Task goal. Look for "horizontal" in each line of the entries, and return the matching lines.

Records that describe figures
________________________________________

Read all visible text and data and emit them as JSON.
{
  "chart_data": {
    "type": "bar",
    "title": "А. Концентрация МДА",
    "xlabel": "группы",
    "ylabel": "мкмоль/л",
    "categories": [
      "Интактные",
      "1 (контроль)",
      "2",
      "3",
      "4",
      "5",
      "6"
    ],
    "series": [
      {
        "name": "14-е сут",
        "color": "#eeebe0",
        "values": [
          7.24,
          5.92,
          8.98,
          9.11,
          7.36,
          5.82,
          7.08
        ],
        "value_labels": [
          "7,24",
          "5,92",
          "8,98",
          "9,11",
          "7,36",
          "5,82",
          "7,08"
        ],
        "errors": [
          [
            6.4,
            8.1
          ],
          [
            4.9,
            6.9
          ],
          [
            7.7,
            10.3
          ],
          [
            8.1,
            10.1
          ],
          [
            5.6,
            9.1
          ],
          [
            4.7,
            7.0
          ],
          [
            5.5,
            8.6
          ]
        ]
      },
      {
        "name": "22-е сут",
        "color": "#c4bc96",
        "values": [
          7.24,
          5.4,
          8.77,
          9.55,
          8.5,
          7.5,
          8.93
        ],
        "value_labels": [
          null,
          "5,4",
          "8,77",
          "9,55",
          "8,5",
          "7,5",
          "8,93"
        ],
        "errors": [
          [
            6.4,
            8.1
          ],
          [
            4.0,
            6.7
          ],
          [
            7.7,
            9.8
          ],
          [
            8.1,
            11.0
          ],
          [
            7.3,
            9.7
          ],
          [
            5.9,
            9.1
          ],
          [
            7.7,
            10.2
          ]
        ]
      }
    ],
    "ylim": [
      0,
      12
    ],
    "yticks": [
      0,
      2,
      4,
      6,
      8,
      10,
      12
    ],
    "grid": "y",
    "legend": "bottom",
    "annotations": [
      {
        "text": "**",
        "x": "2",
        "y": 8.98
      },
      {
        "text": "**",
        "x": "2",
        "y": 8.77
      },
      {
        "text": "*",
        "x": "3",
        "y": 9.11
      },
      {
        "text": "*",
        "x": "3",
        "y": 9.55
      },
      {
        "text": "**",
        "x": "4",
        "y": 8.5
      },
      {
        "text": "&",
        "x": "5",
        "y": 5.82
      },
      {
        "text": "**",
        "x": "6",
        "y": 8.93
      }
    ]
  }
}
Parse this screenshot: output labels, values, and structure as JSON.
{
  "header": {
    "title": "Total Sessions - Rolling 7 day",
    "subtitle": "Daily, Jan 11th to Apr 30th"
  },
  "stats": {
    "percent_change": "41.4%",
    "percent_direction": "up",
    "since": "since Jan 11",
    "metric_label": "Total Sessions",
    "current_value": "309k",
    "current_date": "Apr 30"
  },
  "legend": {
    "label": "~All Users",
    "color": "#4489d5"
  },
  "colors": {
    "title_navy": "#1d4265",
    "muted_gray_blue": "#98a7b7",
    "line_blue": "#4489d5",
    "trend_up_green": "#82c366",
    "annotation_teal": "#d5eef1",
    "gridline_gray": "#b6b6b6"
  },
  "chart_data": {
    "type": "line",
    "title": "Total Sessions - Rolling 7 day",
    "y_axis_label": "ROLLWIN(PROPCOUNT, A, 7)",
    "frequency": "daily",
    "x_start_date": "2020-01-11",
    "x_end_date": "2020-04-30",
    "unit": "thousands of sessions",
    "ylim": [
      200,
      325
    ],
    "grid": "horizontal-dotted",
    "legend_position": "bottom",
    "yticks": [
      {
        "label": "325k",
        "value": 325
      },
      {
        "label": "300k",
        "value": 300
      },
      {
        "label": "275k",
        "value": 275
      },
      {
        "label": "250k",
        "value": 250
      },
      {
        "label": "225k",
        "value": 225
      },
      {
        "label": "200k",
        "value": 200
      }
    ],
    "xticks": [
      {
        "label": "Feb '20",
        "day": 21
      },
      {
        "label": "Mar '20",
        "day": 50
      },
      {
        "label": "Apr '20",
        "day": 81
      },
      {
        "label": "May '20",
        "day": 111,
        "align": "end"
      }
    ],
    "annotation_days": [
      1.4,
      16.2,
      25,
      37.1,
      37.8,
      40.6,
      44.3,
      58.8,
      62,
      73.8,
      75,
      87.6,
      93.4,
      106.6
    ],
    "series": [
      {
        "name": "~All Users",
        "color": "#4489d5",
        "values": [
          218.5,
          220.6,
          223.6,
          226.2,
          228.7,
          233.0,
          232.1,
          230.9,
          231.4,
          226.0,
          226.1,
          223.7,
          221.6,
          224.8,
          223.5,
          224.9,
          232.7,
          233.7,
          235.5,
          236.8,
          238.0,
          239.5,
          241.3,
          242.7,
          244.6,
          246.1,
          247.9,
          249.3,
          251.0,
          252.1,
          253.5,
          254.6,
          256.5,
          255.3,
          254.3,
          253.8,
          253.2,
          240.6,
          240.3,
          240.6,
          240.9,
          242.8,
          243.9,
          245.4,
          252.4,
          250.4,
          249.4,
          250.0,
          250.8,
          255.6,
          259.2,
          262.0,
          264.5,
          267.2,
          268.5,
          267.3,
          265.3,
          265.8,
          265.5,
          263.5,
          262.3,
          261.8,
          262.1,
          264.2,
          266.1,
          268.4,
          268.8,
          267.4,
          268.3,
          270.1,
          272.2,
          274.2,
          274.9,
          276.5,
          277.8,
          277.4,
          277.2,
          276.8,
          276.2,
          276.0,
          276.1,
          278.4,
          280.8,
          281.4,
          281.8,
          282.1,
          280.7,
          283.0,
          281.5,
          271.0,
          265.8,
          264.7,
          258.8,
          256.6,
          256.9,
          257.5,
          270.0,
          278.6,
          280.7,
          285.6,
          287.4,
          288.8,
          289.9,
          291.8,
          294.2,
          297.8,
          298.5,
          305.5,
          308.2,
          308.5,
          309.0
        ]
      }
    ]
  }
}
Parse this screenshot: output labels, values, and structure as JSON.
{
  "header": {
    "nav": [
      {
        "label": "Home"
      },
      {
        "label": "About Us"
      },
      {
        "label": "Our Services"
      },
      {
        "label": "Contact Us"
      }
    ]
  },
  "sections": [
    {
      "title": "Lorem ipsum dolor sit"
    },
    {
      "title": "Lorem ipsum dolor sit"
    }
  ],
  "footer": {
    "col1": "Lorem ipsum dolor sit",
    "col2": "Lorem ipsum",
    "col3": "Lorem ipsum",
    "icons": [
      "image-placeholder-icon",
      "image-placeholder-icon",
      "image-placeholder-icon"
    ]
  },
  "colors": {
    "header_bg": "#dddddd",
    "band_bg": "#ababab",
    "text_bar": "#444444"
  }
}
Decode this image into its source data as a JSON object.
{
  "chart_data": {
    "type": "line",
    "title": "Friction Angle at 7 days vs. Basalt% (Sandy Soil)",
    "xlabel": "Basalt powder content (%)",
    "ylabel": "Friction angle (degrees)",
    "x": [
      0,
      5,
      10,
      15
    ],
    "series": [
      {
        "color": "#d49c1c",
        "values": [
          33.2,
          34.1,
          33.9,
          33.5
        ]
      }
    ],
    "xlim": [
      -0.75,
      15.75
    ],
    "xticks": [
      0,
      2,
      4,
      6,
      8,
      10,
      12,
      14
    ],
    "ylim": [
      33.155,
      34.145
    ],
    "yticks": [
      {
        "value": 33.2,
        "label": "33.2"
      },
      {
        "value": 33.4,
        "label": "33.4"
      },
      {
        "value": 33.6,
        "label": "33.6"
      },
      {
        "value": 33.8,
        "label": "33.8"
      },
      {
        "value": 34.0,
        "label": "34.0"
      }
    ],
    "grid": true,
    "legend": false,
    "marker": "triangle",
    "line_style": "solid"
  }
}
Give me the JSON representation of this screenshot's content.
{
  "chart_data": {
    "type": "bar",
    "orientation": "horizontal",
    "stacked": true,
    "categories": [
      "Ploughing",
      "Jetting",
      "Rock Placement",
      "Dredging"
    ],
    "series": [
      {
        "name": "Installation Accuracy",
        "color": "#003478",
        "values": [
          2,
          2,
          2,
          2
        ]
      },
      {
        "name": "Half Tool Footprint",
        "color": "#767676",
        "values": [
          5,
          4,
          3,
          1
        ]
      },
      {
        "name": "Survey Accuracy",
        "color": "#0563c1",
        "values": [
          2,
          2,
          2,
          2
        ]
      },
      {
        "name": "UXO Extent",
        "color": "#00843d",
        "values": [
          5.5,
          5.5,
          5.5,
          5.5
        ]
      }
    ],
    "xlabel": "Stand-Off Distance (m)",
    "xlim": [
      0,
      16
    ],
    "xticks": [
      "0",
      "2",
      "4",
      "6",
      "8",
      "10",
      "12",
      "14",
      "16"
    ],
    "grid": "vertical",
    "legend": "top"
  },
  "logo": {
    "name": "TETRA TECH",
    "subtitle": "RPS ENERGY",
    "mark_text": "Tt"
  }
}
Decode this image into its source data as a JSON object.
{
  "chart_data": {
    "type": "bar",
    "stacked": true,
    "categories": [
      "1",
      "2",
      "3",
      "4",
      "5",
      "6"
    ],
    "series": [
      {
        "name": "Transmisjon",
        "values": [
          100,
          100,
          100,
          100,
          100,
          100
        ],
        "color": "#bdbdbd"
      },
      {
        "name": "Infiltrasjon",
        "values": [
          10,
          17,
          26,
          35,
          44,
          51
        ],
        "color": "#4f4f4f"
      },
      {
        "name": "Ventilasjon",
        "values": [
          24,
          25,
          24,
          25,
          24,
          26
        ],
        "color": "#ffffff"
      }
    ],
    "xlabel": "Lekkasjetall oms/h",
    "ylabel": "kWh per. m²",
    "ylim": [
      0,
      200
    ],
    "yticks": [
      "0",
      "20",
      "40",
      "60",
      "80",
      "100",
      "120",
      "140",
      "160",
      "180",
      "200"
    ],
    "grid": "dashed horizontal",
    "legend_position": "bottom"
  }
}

________________________________________

Task response.
    "grid": "horizontal-dotted",
    "orientation": "horizontal",
    "grid": "dashed horizontal",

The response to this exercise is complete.